[Begin SUPPLIED DATA]

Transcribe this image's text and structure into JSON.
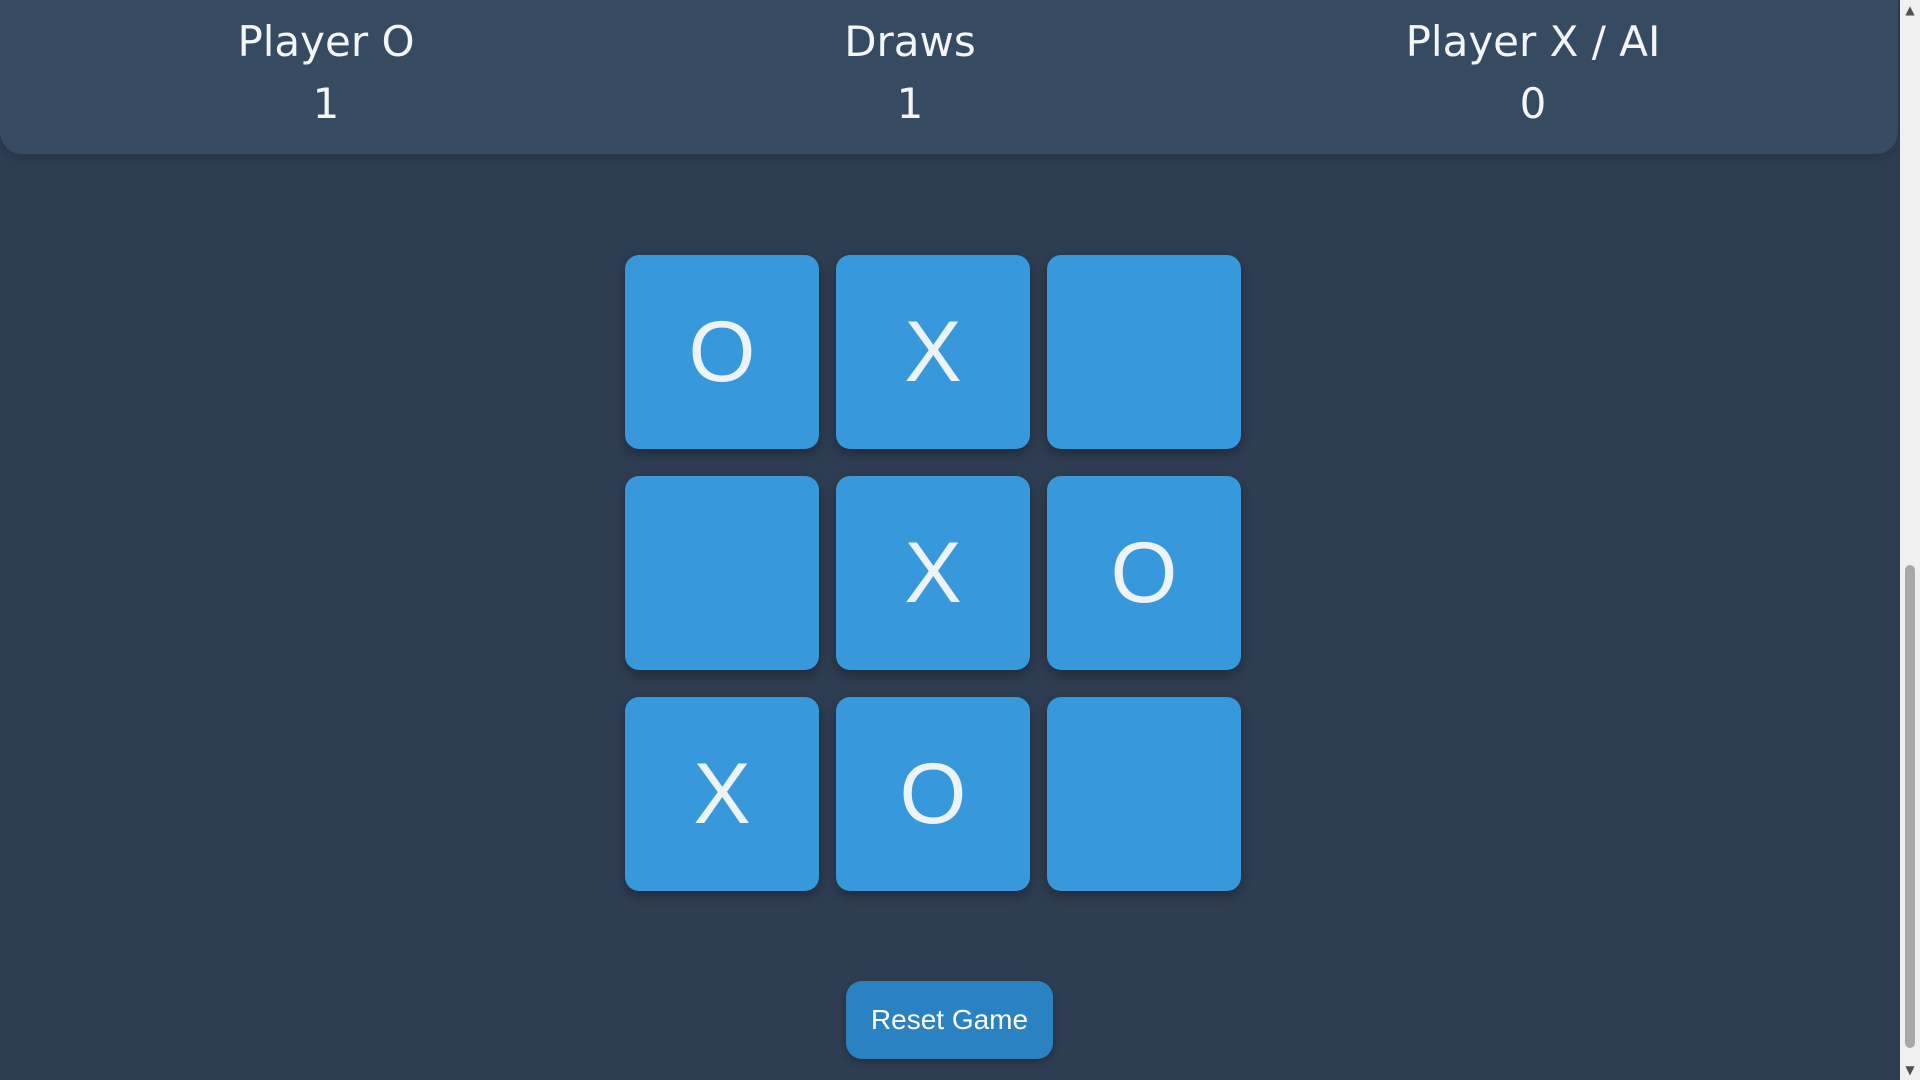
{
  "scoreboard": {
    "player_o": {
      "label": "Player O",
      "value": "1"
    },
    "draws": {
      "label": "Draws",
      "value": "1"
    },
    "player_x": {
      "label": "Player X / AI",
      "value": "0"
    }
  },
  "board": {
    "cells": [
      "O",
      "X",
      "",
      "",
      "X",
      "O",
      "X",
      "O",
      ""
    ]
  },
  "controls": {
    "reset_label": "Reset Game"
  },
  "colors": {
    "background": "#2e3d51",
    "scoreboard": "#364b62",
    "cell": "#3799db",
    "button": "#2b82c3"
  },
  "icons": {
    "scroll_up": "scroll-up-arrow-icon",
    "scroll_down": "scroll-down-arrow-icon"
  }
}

[End SUPPLIED DATA]

• [DO THIS] Output, exactly, all the records above; include no pictures.

• [EXERCISE ANSWER]
Transcribe this image's text and structure into JSON.
{
  "scoreboard": {
    "player_o": {
      "label": "Player O",
      "value": "1"
    },
    "draws": {
      "label": "Draws",
      "value": "1"
    },
    "player_x": {
      "label": "Player X / AI",
      "value": "0"
    }
  },
  "board": {
    "cells": [
      "O",
      "X",
      "",
      "",
      "X",
      "O",
      "X",
      "O",
      ""
    ]
  },
  "controls": {
    "reset_label": "Reset Game"
  },
  "colors": {
    "background": "#2e3d51",
    "scoreboard": "#364b62",
    "cell": "#3799db",
    "button": "#2b82c3"
  },
  "icons": {
    "scroll_up": "scroll-up-arrow-icon",
    "scroll_down": "scroll-down-arrow-icon"
  }
}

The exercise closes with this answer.